====== PASSAGE PROVIDED ======

On Tue, Apr 19, 2011 at 4:06 PM, Tim Soderstrom
<[email protected]> wrote:
>
> On Apr 19, 2011, at 8:55 AM, Olaf van der Spek wrote:
>
>> On Tue, Apr 19, 2011 at 3:41 PM, Tim Soderstrom
>> <[email protected]> wrote:
>>> Perhaps I am misunderstanding you, but would a transaction not be what 
>>> you're asking for?
>>>
>>> BEGIN;
>>> UPDATE ... ;
>>> UPDATE ... ;
>>> ...
>>> COMMIT;
>>
>> Eh, no. That'd still be 10000 update statements.
>
> Yes, but the writes will occur in a single transaction when you COMMIT so it 
> should be faster than doing isolated UPDATEs. Use a prepared statement if you 
> want to get even more speed out of it (though I suspect any speed 
> improvements may be sort of marginal, and that's assumption not bounded by 
> any particular benchmarks I have done that show differences either way).

I'd prefer a solution that's as simple as the original.

> It's faster because you don't use the SQL optimizer, though I don't think you 
> can do transactional updates with it. Still, if it's anything close to the 
> speed of HandlerSocket, I would take a look at this since you're doing a 
> bunch of key-value updates anyway (hence you don't need a SQL layer for those 
> really).

HandlerSocket isn't available by default (AFAIK).

====== GIVEN DATA ======

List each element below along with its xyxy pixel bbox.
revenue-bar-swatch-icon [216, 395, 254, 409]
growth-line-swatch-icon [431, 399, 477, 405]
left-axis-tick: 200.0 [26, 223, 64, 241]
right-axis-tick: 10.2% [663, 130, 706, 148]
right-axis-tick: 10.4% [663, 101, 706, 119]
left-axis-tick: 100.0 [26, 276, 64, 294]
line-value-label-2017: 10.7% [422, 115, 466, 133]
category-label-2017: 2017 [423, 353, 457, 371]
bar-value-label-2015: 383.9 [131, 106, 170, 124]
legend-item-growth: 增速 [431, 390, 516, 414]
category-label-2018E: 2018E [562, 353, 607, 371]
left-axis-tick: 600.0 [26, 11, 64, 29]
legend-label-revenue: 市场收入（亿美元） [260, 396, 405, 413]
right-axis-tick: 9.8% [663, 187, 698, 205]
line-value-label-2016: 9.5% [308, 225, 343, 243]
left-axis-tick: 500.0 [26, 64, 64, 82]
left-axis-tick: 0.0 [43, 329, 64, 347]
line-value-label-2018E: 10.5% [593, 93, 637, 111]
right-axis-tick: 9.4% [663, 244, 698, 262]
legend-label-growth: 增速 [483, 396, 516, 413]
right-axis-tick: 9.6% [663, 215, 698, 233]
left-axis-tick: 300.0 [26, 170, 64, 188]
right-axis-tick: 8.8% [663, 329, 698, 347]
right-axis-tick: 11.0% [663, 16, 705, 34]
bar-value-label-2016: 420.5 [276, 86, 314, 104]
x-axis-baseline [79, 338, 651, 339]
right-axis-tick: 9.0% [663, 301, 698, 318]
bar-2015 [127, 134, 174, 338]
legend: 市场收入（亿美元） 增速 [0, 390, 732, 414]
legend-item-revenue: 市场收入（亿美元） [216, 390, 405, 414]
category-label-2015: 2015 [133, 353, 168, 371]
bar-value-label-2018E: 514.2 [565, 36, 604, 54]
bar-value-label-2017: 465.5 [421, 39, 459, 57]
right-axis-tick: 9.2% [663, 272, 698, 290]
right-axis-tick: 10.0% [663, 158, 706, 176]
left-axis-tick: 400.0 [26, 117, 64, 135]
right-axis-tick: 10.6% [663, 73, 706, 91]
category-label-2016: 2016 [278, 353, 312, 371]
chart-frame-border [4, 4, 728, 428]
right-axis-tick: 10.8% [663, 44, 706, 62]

======

TASK TO CARRY OUT: In the email exchange about batching updates, how many update statements would the proposed transaction still involve?

OUTPUT FOR THIS TASK: 10000 update statements.